Data records:
[BEGIN]

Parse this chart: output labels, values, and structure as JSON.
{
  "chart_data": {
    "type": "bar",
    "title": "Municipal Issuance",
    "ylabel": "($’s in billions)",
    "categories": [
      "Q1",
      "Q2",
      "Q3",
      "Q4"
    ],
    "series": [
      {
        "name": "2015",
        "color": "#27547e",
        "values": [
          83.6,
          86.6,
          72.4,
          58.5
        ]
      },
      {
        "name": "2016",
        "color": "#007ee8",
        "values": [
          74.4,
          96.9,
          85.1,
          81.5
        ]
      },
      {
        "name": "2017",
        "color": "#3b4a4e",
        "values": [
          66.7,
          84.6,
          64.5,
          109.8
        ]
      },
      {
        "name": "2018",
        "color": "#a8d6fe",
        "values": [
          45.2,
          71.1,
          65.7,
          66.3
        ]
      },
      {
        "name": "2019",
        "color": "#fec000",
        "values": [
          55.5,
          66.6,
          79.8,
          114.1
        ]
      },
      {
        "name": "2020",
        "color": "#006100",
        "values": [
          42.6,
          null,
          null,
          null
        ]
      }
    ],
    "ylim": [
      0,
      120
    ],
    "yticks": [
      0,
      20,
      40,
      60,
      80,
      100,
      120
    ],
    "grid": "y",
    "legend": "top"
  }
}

[END]

Do this: Your task is to quote the listing above word for word.

Exercise answer:
Parse this chart: output labels, values, and structure as JSON.
{
  "chart_data": {
    "type": "bar",
    "title": "Municipal Issuance",
    "ylabel": "($’s in billions)",
    "categories": [
      "Q1",
      "Q2",
      "Q3",
      "Q4"
    ],
    "series": [
      {
        "name": "2015",
        "color": "#27547e",
        "values": [
          83.6,
          86.6,
          72.4,
          58.5
        ]
      },
      {
        "name": "2016",
        "color": "#007ee8",
        "values": [
          74.4,
          96.9,
          85.1,
          81.5
        ]
      },
      {
        "name": "2017",
        "color": "#3b4a4e",
        "values": [
          66.7,
          84.6,
          64.5,
          109.8
        ]
      },
      {
        "name": "2018",
        "color": "#a8d6fe",
        "values": [
          45.2,
          71.1,
          65.7,
          66.3
        ]
      },
      {
        "name": "2019",
        "color": "#fec000",
        "values": [
          55.5,
          66.6,
          79.8,
          114.1
        ]
      },
      {
        "name": "2020",
        "color": "#006100",
        "values": [
          42.6,
          null,
          null,
          null
        ]
      }
    ],
    "ylim": [
      0,
      120
    ],
    "yticks": [
      0,
      20,
      40,
      60,
      80,
      100,
      120
    ],
    "grid": "y",
    "legend": "top"
  }
}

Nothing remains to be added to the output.